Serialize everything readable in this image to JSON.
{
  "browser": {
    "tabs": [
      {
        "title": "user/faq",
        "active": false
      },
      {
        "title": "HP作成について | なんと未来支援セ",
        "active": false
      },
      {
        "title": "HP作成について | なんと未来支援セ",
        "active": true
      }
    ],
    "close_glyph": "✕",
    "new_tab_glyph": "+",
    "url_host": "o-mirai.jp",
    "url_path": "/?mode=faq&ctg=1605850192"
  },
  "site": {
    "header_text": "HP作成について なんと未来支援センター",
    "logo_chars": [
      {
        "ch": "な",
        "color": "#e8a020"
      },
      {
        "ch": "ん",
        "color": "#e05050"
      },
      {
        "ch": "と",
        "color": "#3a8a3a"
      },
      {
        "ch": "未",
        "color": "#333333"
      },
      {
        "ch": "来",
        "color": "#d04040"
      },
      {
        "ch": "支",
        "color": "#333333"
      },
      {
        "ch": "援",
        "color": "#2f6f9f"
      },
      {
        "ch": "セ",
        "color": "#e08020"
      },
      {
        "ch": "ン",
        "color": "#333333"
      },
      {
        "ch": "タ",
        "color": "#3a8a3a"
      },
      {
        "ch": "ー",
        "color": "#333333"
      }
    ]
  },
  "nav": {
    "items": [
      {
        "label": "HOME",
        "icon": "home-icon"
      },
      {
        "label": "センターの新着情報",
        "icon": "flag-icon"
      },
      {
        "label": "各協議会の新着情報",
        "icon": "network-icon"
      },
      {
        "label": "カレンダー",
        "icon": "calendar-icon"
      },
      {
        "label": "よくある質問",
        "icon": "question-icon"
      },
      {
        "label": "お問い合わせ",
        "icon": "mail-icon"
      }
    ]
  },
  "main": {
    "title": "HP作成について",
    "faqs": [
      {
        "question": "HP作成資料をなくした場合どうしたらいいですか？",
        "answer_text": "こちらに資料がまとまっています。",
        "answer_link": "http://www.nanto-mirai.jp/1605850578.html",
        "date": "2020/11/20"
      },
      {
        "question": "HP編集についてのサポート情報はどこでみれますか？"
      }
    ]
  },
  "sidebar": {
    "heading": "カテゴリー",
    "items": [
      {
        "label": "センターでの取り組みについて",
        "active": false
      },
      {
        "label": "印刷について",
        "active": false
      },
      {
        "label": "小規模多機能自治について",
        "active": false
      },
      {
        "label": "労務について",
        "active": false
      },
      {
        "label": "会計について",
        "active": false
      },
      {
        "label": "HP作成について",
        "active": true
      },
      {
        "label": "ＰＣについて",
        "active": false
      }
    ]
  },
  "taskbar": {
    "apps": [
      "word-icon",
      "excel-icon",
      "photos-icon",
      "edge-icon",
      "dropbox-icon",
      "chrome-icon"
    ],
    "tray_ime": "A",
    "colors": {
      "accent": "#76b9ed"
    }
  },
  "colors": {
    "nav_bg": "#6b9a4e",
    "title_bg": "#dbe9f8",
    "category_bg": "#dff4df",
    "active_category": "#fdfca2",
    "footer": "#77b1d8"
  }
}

== Work to be completed ==
Scan the material above. Return every line containing the string "HP作成について".

== Task answer ==
        "title": "HP作成について | なんと未来支援セ",
        "title": "HP作成について | なんと未来支援セ",
    "header_text": "HP作成について なんと未来支援センター",
    "title": "HP作成について",
        "label": "HP作成について",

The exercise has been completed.